[Start]

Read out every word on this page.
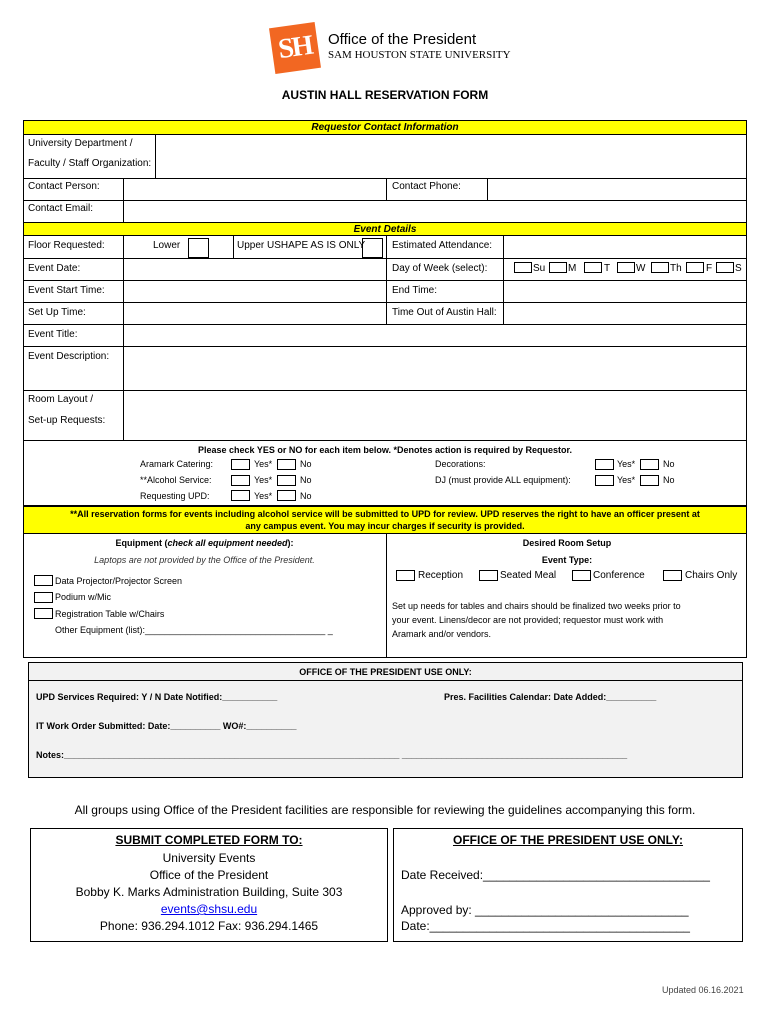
SH Office of the President
SAM HOUSTON STATE UNIVERSITY
AUSTIN HALL RESERVATION FORM
Requestor Contact Information
University Department /
Faculty / Staff Organization:
Contact Person:	Contact Phone:
Contact Email:
Event Details
Floor Requested:	Lower	Upper USHAPE AS IS ONLY	Estimated Attendance:
Event Date:	Day of Week (select):	Su M	T	W Th F S
Event Start Time:	End Time:
Set Up Time:	Time Out of Austin Hall:
Event Title:
Event Description:
Room Layout /
Set-up Requests:
Please check YES or NO for each item below. *Denotes action is required by Requestor.
Aramark Catering:	Yes*	No
**Alcohol Service:	Yes*	No
Requesting UPD:	Yes*	No
Decorations:	Yes*	No
DJ (must provide ALL equipment):	Yes*	No
**All reservation forms for events including alcohol service will be submitted to UPD for review. UPD reserves the right to have an officer present at
any campus event. You may incur charges if security is provided.
Equipment (check all equipment needed):
Laptops are not provided by the Office of the President.
Data Projector/Projector Screen
Podium w/Mic
Registration Table w/Chairs
Other Equipment (list):____________________________________ _
Desired Room Setup
Event Type:
Reception	Seated Meal	Conference	Chairs Only
Set up needs for tables and chairs should be finalized two weeks prior to
your event. Linens/decor are not provided; requestor must work with
Aramark and/or vendors.
OFFICE OF THE PRESIDENT USE ONLY:
UPD Services Required: Y / N Date Notified:___________	Pres. Facilities Calendar: Date Added:__________
IT Work Order Submitted: Date:__________ WO#:__________
Notes:___________________________________________________________________ _____________________________________________
All groups using Office of the President facilities are responsible for reviewing the guidelines accompanying this form.
SUBMIT COMPLETED FORM TO:
University Events
Office of the President
Bobby K. Marks Administration Building, Suite 303
events@shsu.edu
Phone: 936.294.1012 Fax: 936.294.1465
OFFICE OF THE PRESIDENT USE ONLY:
Date Received:__________________________________
Approved by: ________________________________
Date:_______________________________________
Updated 06.16.2021
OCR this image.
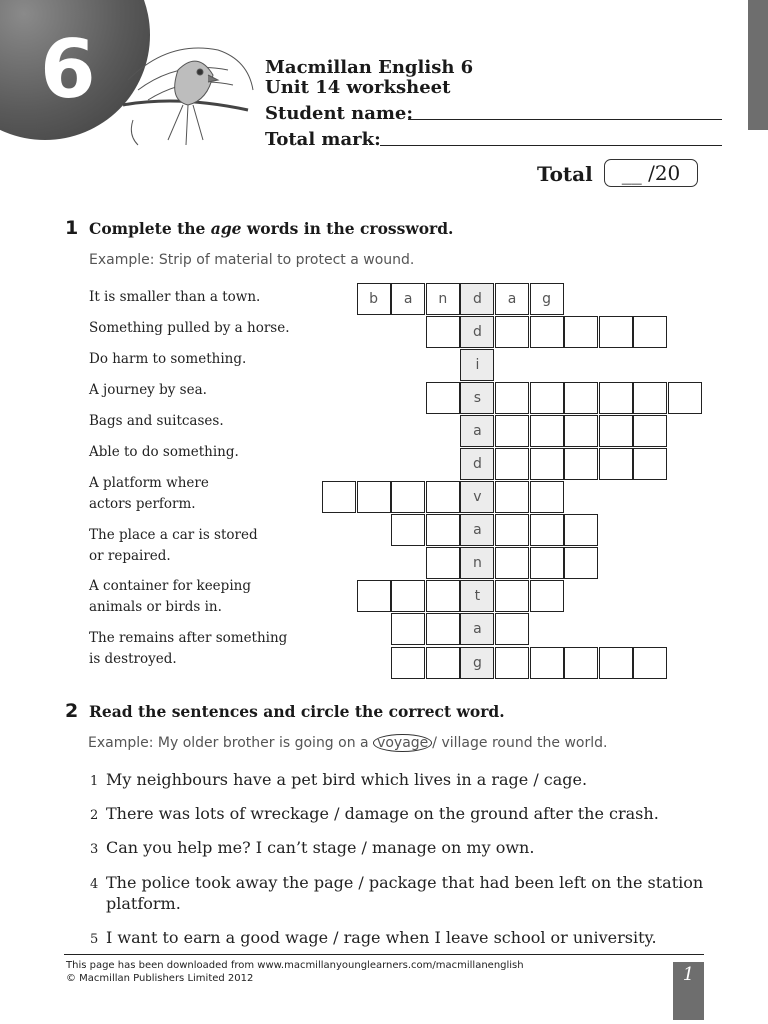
6	Macmillan English 6
Unit 14 worksheet
Student name:
Total mark:
Total	__ /20
1 Complete the age words in the crossword.
Example: Strip of material to protect a wound.
It is smaller than a town.
Something pulled by a horse.
Do harm to something.
A journey by sea.
Bags and suitcases.
Able to do something.
A platform where
actors perform.
The place a car is stored
or repaired.
A container for keeping
animals or birds in.
The remains after something
is destroyed.
b	a	n	d	a	g
d
i
s
a
d
v
a
n
t
a
g
2 Read the sentences and circle the correct word.
Example: My older brother is going on a voyage / village round the world.
1 My neighbours have a pet bird which lives in a rage / cage.
2 There was lots of wreckage / damage on the ground after the crash.
3 Can you help me? I can’t stage / manage on my own.
4 The police took away the page / package that had been left on the station
platform.
5 I want to earn a good wage / rage when I leave school or university.
This page has been downloaded from www.macmillanyounglearners.com/macmillanenglish
© Macmillan Publishers Limited 2012	1
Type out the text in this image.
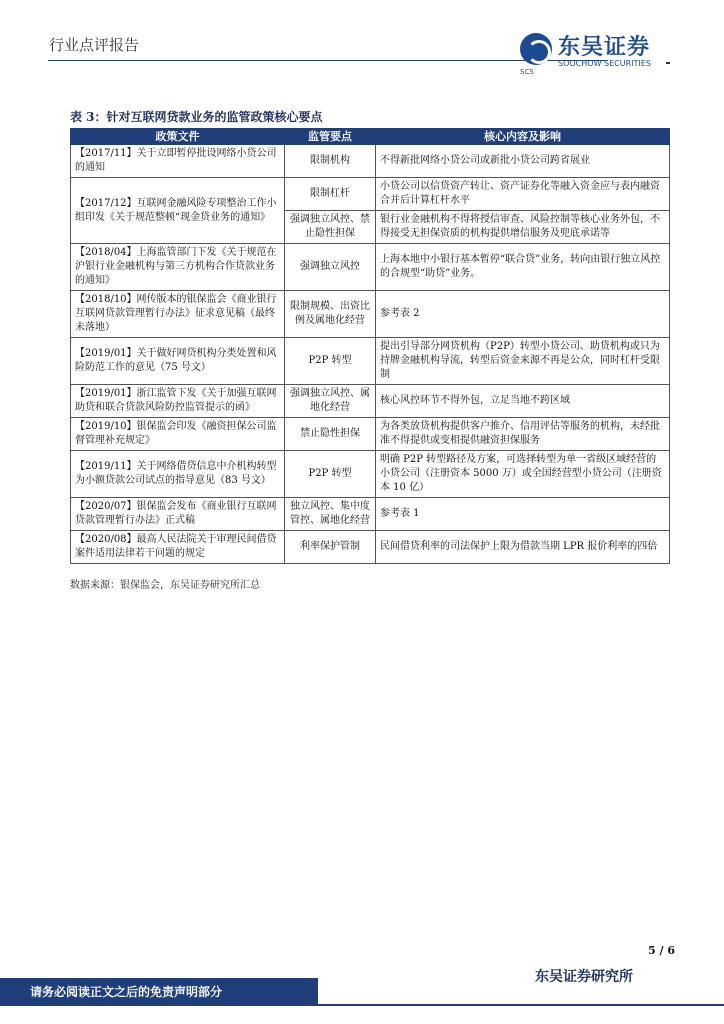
行业点评报告	东吴证券
SOOCHOW SECURITIES
SCS
表 3：针对互联网贷款业务的监管政策核心要点
政策文件	监管要点	核心内容及影响
【2017/11】关于立即暂停批设网络小贷公司的通知	限制机构	不得新批网络小贷公司或新批小贷公司跨省展业
【2017/12】互联网金融风险专项整治工作小组印发《关于规范整顿“现金贷业务的通知》	限制杠杆	小贷公司以信贷资产转让、资产证券化等融入资金应与表内融资合并后计算杠杆水平
	强调独立风控、禁止隐性担保	银行业金融机构不得将授信审查、风险控制等核心业务外包，不得接受无担保资质的机构提供增信服务及兜底承诺等
【2018/04】上海监管部门下发《关于规范在沪银行业金融机构与第三方机构合作贷款业务的通知》	强调独立风控	上海本地中小银行基本暂停“联合贷”业务，转向由银行独立风控的合规型“助贷”业务。
【2018/10】网传版本的银保监会《商业银行互联网贷款管理暂行办法》征求意见稿（最终未落地）	限制规模、出资比例及属地化经营	参考表 2
【2019/01】关于做好网贷机构分类处置和风险防范工作的意见（75 号文）	P2P 转型	提出引导部分网贷机构（P2P）转型小贷公司、助贷机构或只为持牌金融机构导流，转型后资金来源不再是公众，同时杠杆受限制
【2019/01】浙江监管下发《关于加强互联网助贷和联合贷款风险防控监管提示的函》	强调独立风控、属地化经营	核心风控环节不得外包，立足当地不跨区域
【2019/10】银保监会印发《融资担保公司监督管理补充规定》	禁止隐性担保	为各类放贷机构提供客户推介、信用评估等服务的机构，未经批准不得提供或变相提供融资担保服务
【2019/11】关于网络借贷信息中介机构转型为小额贷款公司试点的指导意见（83 号文）	P2P 转型	明确 P2P 转型路径及方案，可选择转型为单一省级区域经营的小贷公司（注册资本 5000 万）或全国经营型小贷公司（注册资本 10 亿）
【2020/07】银保监会发布《商业银行互联网贷款管理暂行办法》正式稿	独立风控、集中度管控、属地化经营	参考表 1
【2020/08】最高人民法院关于审理民间借贷案件适用法律若干问题的规定	利率保护管制	民间借贷利率的司法保护上限为借款当期 LPR 报价利率的四倍
数据来源：银保监会，东吴证券研究所汇总
5 / 6
东吴证券研究所
请务必阅读正文之后的免责声明部分
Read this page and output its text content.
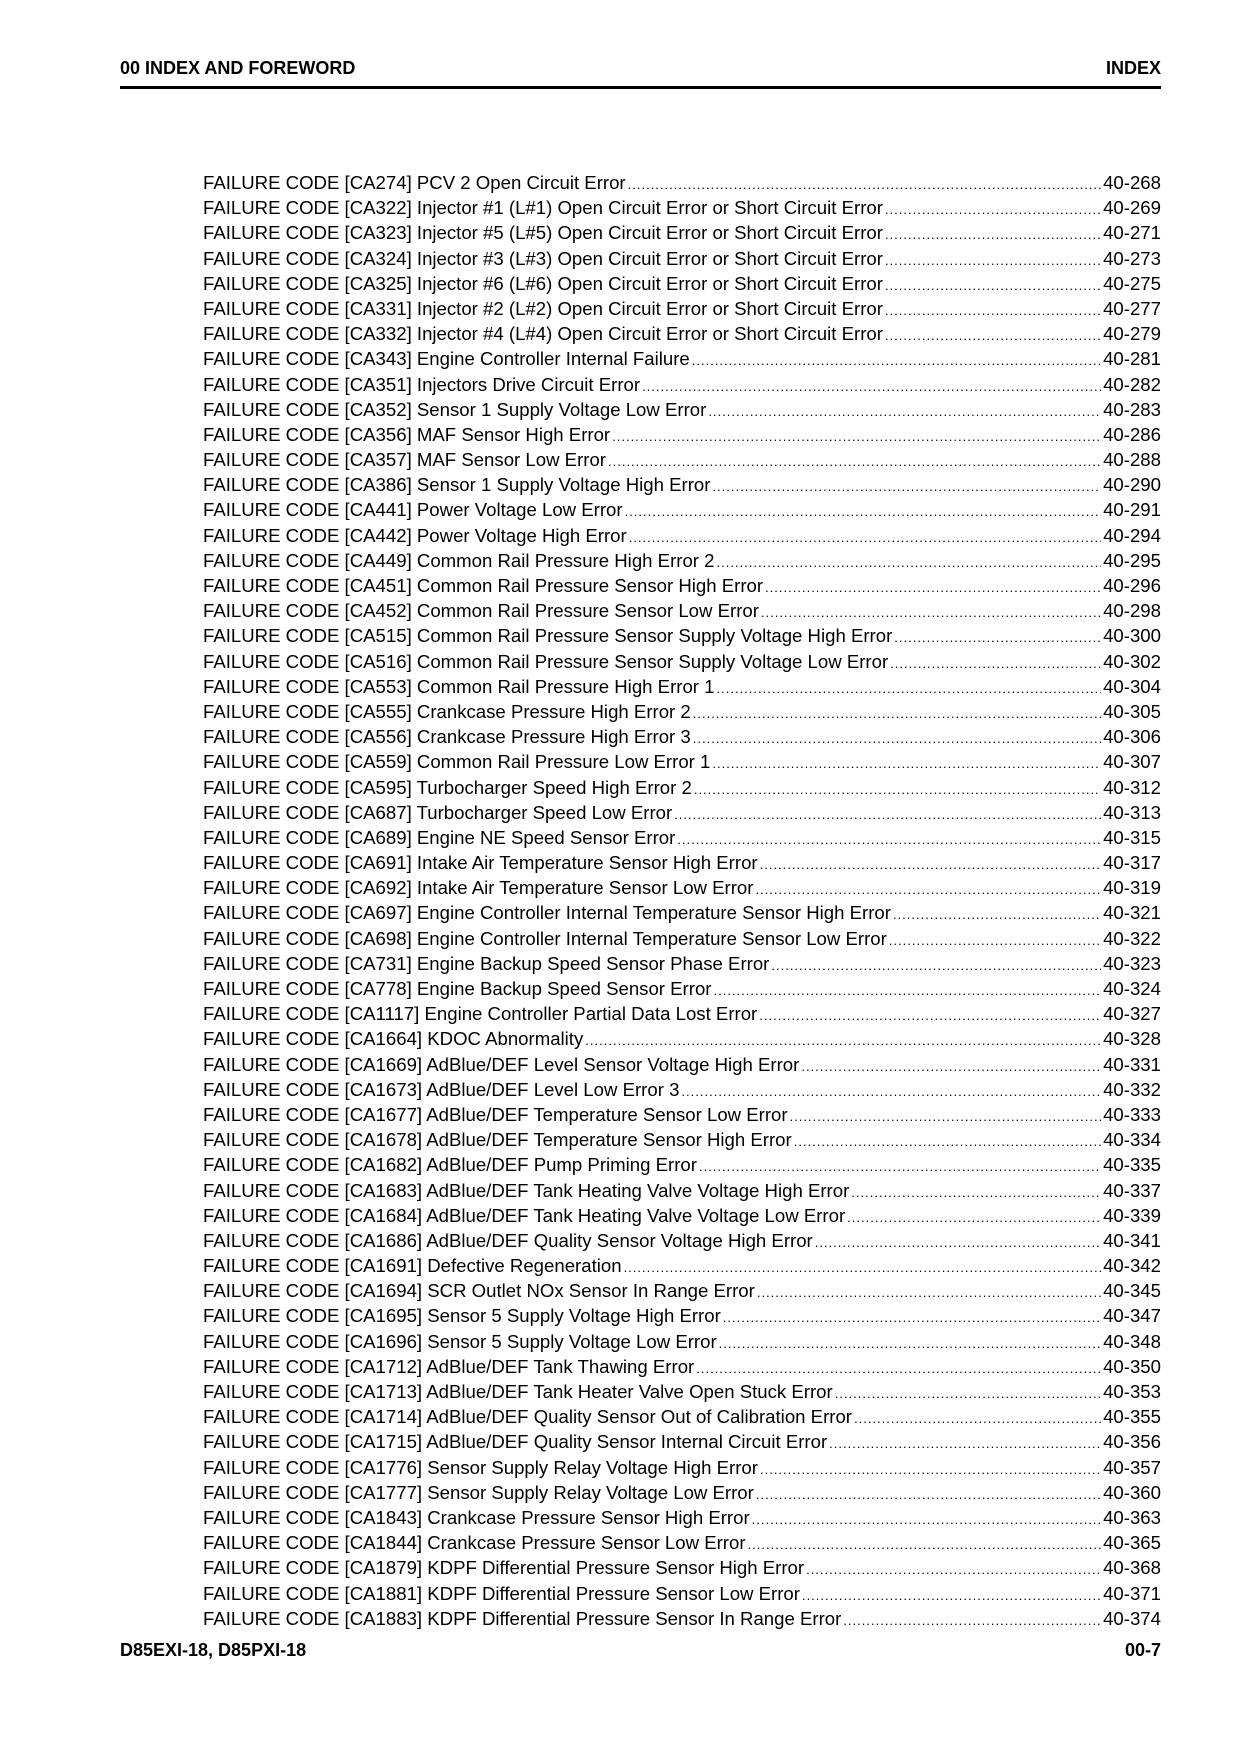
00 INDEX AND FOREWORD	INDEX
FAILURE CODE [CA274] PCV 2 Open Circuit Error .....	40-268
FAILURE CODE [CA322] Injector #1 (L#1) Open Circuit Error or Short Circuit Error .....	40-269
FAILURE CODE [CA323] Injector #5 (L#5) Open Circuit Error or Short Circuit Error .....	40-271
FAILURE CODE [CA324] Injector #3 (L#3) Open Circuit Error or Short Circuit Error .....	40-273
FAILURE CODE [CA325] Injector #6 (L#6) Open Circuit Error or Short Circuit Error .....	40-275
FAILURE CODE [CA331] Injector #2 (L#2) Open Circuit Error or Short Circuit Error .....	40-277
FAILURE CODE [CA332] Injector #4 (L#4) Open Circuit Error or Short Circuit Error .....	40-279
FAILURE CODE [CA343] Engine Controller Internal Failure .....	40-281
FAILURE CODE [CA351] Injectors Drive Circuit Error .....	40-282
FAILURE CODE [CA352] Sensor 1 Supply Voltage Low Error .....	40-283
FAILURE CODE [CA356] MAF Sensor High Error .....	40-286
FAILURE CODE [CA357] MAF Sensor Low Error .....	40-288
FAILURE CODE [CA386] Sensor 1 Supply Voltage High Error .....	40-290
FAILURE CODE [CA441] Power Voltage Low Error .....	40-291
FAILURE CODE [CA442] Power Voltage High Error .....	40-294
FAILURE CODE [CA449] Common Rail Pressure High Error 2 .....	40-295
FAILURE CODE [CA451] Common Rail Pressure Sensor High Error .....	40-296
FAILURE CODE [CA452] Common Rail Pressure Sensor Low Error .....	40-298
FAILURE CODE [CA515] Common Rail Pressure Sensor Supply Voltage High Error .....	40-300
FAILURE CODE [CA516] Common Rail Pressure Sensor Supply Voltage Low Error .....	40-302
FAILURE CODE [CA553] Common Rail Pressure High Error 1 .....	40-304
FAILURE CODE [CA555] Crankcase Pressure High Error 2 .....	40-305
FAILURE CODE [CA556] Crankcase Pressure High Error 3 .....	40-306
FAILURE CODE [CA559] Common Rail Pressure Low Error 1 .....	40-307
FAILURE CODE [CA595] Turbocharger Speed High Error 2 .....	40-312
FAILURE CODE [CA687] Turbocharger Speed Low Error .....	40-313
FAILURE CODE [CA689] Engine NE Speed Sensor Error .....	40-315
FAILURE CODE [CA691] Intake Air Temperature Sensor High Error .....	40-317
FAILURE CODE [CA692] Intake Air Temperature Sensor Low Error .....	40-319
FAILURE CODE [CA697] Engine Controller Internal Temperature Sensor High Error .....	40-321
FAILURE CODE [CA698] Engine Controller Internal Temperature Sensor Low Error .....	40-322
FAILURE CODE [CA731] Engine Backup Speed Sensor Phase Error .....	40-323
FAILURE CODE [CA778] Engine Backup Speed Sensor Error .....	40-324
FAILURE CODE [CA1117] Engine Controller Partial Data Lost Error .....	40-327
FAILURE CODE [CA1664] KDOC Abnormality .....	40-328
FAILURE CODE [CA1669] AdBlue/DEF Level Sensor Voltage High Error .....	40-331
FAILURE CODE [CA1673] AdBlue/DEF Level Low Error 3 .....	40-332
FAILURE CODE [CA1677] AdBlue/DEF Temperature Sensor Low Error .....	40-333
FAILURE CODE [CA1678] AdBlue/DEF Temperature Sensor High Error .....	40-334
FAILURE CODE [CA1682] AdBlue/DEF Pump Priming Error .....	40-335
FAILURE CODE [CA1683] AdBlue/DEF Tank Heating Valve Voltage High Error .....	40-337
FAILURE CODE [CA1684] AdBlue/DEF Tank Heating Valve Voltage Low Error .....	40-339
FAILURE CODE [CA1686] AdBlue/DEF Quality Sensor Voltage High Error .....	40-341
FAILURE CODE [CA1691] Defective Regeneration .....	40-342
FAILURE CODE [CA1694] SCR Outlet NOx Sensor In Range Error .....	40-345
FAILURE CODE [CA1695] Sensor 5 Supply Voltage High Error .....	40-347
FAILURE CODE [CA1696] Sensor 5 Supply Voltage Low Error .....	40-348
FAILURE CODE [CA1712] AdBlue/DEF Tank Thawing Error .....	40-350
FAILURE CODE [CA1713] AdBlue/DEF Tank Heater Valve Open Stuck Error .....	40-353
FAILURE CODE [CA1714] AdBlue/DEF Quality Sensor Out of Calibration Error .....	40-355
FAILURE CODE [CA1715] AdBlue/DEF Quality Sensor Internal Circuit Error .....	40-356
FAILURE CODE [CA1776] Sensor Supply Relay Voltage High Error .....	40-357
FAILURE CODE [CA1777] Sensor Supply Relay Voltage Low Error .....	40-360
FAILURE CODE [CA1843] Crankcase Pressure Sensor High Error .....	40-363
FAILURE CODE [CA1844] Crankcase Pressure Sensor Low Error .....	40-365
FAILURE CODE [CA1879] KDPF Differential Pressure Sensor High Error .....	40-368
FAILURE CODE [CA1881] KDPF Differential Pressure Sensor Low Error .....	40-371
FAILURE CODE [CA1883] KDPF Differential Pressure Sensor In Range Error .....	40-374
D85EXI-18, D85PXI-18	00-7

[End]

Of the lines in the data, how many hold the string "Intake"? State the number, nothing else.

2